[START OF Records provided]

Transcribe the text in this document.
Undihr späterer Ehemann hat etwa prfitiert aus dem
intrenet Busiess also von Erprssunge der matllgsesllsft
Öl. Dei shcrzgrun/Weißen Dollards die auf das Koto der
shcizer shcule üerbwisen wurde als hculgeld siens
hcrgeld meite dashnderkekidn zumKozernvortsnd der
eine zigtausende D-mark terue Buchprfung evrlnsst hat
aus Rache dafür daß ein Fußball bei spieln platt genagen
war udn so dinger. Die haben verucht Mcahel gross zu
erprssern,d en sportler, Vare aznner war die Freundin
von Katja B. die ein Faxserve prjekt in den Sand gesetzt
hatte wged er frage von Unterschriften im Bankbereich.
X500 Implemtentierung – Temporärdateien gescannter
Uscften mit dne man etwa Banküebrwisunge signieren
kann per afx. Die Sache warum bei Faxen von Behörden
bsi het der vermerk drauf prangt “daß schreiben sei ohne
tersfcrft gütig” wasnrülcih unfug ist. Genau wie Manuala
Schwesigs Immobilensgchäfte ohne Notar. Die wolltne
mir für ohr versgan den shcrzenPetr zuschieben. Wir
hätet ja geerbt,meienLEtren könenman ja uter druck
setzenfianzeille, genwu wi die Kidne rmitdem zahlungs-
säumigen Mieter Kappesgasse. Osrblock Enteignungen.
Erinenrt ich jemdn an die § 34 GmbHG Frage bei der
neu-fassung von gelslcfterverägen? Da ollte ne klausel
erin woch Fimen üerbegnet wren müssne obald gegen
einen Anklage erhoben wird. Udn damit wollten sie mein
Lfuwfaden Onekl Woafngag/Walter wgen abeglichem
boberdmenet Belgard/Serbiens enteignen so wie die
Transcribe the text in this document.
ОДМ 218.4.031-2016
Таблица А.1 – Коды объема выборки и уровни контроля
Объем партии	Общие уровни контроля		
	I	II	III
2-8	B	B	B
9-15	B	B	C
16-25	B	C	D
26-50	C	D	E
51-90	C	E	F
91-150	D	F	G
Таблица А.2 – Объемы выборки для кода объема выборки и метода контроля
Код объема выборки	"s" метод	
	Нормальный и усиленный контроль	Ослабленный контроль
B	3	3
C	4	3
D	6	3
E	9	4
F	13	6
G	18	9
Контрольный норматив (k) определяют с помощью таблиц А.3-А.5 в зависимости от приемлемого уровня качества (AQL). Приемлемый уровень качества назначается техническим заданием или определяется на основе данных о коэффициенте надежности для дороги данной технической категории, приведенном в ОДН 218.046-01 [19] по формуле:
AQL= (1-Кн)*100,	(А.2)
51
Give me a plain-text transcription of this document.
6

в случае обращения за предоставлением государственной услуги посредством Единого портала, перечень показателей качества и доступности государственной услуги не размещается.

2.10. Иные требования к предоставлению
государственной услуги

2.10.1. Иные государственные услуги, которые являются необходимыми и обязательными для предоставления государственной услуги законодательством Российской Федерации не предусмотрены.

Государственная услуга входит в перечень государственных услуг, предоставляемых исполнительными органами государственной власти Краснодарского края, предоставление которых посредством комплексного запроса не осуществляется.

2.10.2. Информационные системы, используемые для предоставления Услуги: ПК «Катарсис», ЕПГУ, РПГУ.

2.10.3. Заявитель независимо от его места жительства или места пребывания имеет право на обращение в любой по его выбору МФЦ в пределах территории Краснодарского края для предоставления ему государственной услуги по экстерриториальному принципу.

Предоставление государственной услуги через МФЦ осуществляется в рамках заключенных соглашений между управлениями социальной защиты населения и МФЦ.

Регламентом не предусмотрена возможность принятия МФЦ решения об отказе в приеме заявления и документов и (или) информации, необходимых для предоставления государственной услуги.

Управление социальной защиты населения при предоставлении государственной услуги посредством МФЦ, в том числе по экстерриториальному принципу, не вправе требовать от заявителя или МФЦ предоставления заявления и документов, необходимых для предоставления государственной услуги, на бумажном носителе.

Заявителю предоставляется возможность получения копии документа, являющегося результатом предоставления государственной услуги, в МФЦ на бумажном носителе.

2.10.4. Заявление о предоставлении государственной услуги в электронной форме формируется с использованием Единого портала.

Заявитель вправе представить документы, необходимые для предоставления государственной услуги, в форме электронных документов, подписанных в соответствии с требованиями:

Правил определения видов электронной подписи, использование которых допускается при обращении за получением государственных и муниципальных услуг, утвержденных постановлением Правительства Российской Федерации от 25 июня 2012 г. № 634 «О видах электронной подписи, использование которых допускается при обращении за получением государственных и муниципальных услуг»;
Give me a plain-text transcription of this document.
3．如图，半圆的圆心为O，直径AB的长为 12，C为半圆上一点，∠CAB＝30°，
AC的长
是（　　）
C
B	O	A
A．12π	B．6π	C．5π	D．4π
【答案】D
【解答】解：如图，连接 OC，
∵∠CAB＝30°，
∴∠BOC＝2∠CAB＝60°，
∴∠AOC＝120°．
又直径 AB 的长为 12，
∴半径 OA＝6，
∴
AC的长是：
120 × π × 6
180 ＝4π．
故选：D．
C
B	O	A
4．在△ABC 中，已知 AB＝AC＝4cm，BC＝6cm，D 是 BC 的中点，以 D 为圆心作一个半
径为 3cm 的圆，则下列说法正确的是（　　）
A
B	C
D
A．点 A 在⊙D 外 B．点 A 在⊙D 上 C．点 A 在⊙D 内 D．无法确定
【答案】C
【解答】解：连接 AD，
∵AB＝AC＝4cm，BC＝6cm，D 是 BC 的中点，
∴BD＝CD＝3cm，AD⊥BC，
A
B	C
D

[END OF Records provided]

**To do**
Copy each line of the listing that contains the string "социальной".

**Expected answer**
Предоставление государственной услуги через МФЦ осуществляется в рамках заключенных соглашений между управлениями социальной защиты населения и МФЦ.
Управление социальной защиты населения при предоставлении государственной услуги посредством МФЦ, в том числе по экстерриториальному принципу, не вправе требовать от заявителя или МФЦ предоставления заявления и документов, необходимых для предоставления государственной услуги, на бумажном носителе.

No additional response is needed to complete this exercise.